Request :: From the entries provided below, copy each line that contains the word "涂于洗净患处".

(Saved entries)
[BEGIN]

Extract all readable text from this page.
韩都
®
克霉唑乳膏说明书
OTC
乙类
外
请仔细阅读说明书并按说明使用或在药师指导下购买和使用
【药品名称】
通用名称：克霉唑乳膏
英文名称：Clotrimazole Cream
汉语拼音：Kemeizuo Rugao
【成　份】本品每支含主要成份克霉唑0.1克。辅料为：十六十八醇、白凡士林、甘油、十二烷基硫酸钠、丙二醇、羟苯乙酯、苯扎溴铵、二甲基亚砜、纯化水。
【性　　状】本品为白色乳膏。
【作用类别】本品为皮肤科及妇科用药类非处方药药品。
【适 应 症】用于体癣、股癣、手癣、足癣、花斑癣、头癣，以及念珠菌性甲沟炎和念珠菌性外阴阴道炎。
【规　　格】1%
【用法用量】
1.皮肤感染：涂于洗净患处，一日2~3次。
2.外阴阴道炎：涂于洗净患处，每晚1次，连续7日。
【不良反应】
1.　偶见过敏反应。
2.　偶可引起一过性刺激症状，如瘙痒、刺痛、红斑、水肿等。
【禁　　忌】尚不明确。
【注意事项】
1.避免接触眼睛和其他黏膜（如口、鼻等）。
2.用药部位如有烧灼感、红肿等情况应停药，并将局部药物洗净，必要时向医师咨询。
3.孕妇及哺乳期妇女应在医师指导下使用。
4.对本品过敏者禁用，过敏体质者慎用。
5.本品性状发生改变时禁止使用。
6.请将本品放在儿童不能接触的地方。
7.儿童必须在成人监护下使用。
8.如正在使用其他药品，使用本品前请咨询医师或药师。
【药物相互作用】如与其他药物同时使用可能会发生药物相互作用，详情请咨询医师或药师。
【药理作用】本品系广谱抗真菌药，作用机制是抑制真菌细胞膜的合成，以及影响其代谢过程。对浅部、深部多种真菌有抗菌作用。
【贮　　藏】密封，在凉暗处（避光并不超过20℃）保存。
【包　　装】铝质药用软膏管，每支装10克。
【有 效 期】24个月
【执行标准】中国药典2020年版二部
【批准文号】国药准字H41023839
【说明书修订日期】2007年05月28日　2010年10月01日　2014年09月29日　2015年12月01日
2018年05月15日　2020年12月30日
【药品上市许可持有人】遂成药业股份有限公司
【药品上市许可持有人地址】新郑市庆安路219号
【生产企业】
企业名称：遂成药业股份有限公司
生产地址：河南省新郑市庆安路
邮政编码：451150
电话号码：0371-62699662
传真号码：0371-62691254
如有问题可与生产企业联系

[END]

The output ::
1.皮肤感染：涂于洗净患处，一日2~3次。
2.外阴阴道炎：涂于洗净患处，每晚1次，连续7日。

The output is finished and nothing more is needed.